[<prev] [next>] [<thread-prev] [day] [month] [year] [list]
Message-ID: <CAE6fNrJsDEMtHyN9CpX=hs-X9UsrutN9-8f98Pnew7Y23k9Tqw@mail.gmail.com>
Date: Tue, 24 Apr 2012 16:48:49 +0200
From: sd <sd@...ksheep.org>
To: full-disclosure@...ts.grok.org.uk
Subject: Re: incorrect integer conversions in OpenSSL can
result in memory corruption.
+1 duke
https://twitter.com/#!/mdowd/status/192986878138523648
http://i.imgur.com/dOjJt.jpg
Buy: http://www.amazon.com/Software-Security-Assessment-Vulnerabilities-ebook/dp/B004XVIWU2
Steal: http://uploaded.to/file/nuq1ws67/0321444426.chm
2012/4/19 Tavis Ormandy <taviso@...xchg8b.com>:
> Incorrect integer conversions in OpenSSL can result in memory corruption.
> --------------------------------------------------------------------------
>
> CVE-2012-2110
>
> This advisory is intended for system administrators and developers exposing
> OpenSSL in production systems to untrusted data.
>
> asn1_d2i_read_bio in OpenSSL contains multiple integer errors that can cause
> memory corruption when parsing encoded ASN.1 data. This error can be exploited
> on systems that parse untrusted data, such as X.509 certificates or RSA public
> keys.

> _INFORMATION GIVEN_:
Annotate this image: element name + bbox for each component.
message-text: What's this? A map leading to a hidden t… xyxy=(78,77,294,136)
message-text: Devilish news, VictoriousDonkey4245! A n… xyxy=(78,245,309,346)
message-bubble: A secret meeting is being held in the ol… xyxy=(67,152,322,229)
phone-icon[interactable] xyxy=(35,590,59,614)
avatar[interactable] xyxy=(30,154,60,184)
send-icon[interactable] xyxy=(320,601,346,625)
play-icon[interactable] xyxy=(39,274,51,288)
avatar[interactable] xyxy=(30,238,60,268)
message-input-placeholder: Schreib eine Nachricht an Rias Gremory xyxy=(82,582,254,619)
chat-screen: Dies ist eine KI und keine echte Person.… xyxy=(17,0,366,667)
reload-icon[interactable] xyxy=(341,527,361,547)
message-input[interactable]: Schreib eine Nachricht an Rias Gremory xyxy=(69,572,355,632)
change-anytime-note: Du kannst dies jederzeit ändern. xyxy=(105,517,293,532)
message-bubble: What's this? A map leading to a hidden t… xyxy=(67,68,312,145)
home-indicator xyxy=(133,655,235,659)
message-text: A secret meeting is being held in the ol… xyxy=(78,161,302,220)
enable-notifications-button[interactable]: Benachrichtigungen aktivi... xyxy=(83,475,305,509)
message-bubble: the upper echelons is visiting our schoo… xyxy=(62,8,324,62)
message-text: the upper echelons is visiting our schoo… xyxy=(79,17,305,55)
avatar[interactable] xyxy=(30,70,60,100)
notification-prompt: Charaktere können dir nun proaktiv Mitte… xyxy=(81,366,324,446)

> _REQUIRED TASKS_:
- a) Sum up the OpenSSL post in two sentences.
- b) In one or two sentences, say what the OpenSSL post gives as the cause of the memory corruption and what kind of systems are open to attack.
- c) Take the OpenSSL post further from the point where it stops.

> _ANSWER LIST_:
- a) The post quotes an advisory, CVE-2012-2110, which warns that incorrect integer conversions in OpenSSL can lead to memory corruption. Several integer errors in asn1_d2i_read_bio can corrupt memory when it parses encoded ASN.1 data, and this can be exploited on systems that parse untrusted data such as X.509 certificates or RSA public keys.

- b) The memory corruption comes from multiple integer errors in asn1_d2i_read_bio that are triggered while it parses encoded ASN.1 data. Because of this, systems that parse untrusted data, such as X.509 certificates or RSA public keys, can be exploited.

- c)
>
> The following context structure from asn1.h is used to record the current state
> of the decoder:
>
> typedef struct asn1_const_ctx_st
> {
> const unsigned char *p;/* work char pointer */
> int eos; /* end of sequence read for indefinite encoding */
> int error; /* error code to use when returning an error */
> int inf; /* constructed if 0x20, indefinite is 0x21 */
> int tag; /* tag from last 'get object' */
> int xclass; /* class from last 'get object' */
> long slen; /* length of last 'get object' */
> const unsigned char *max; /* largest value of p allowed */
> const unsigned char *q;/* temporary variable */
> const unsigned char **pp;/* variable */
> int line; /* used in error processing */
> } ASN1_const_CTX;
>
> These members are populated via calls to ASN1_get_object and asn1_get_length
> which have the following prototypes
>
> int ASN1_get_object(const unsigned char **pp,
> long *plength,
> int *ptag,
> int *pclass,
> long omax);
>
> int asn1_get_length(const unsigned char **pp,
> int *inf,
> long *rl,
> int max);
>
> The lengths are always stored as signed longs, however, asn1_d2i_read_bio
> casts ASN1_const_CTX->slen to a signed int in multiple locations. This
> truncation can result in numerous conversion problems.
>
> The most visible example on x64 is this cast incorrectly interpreting the
> result of asn1_get_length.
>
> 222 /* suck in c.slen bytes of data */
> 223 want=(int)c.slen;
>
> A simple way to demonstrate this is to prepare a DER certificate that contains
> a length with the 31st bit set, like so
>
> $ dumpasn1 testcase.crt
> 0 NDEF: [PRIVATE 3] {
> 2 2147483648: [1]
> ...
> }
>
> Breakpoint 2, asn1_d2i_read_bio (in=0x9173a0, pb=0x7fffffffd8f0) at a_d2i_fp.c:224
> 224 if (want > (len-off))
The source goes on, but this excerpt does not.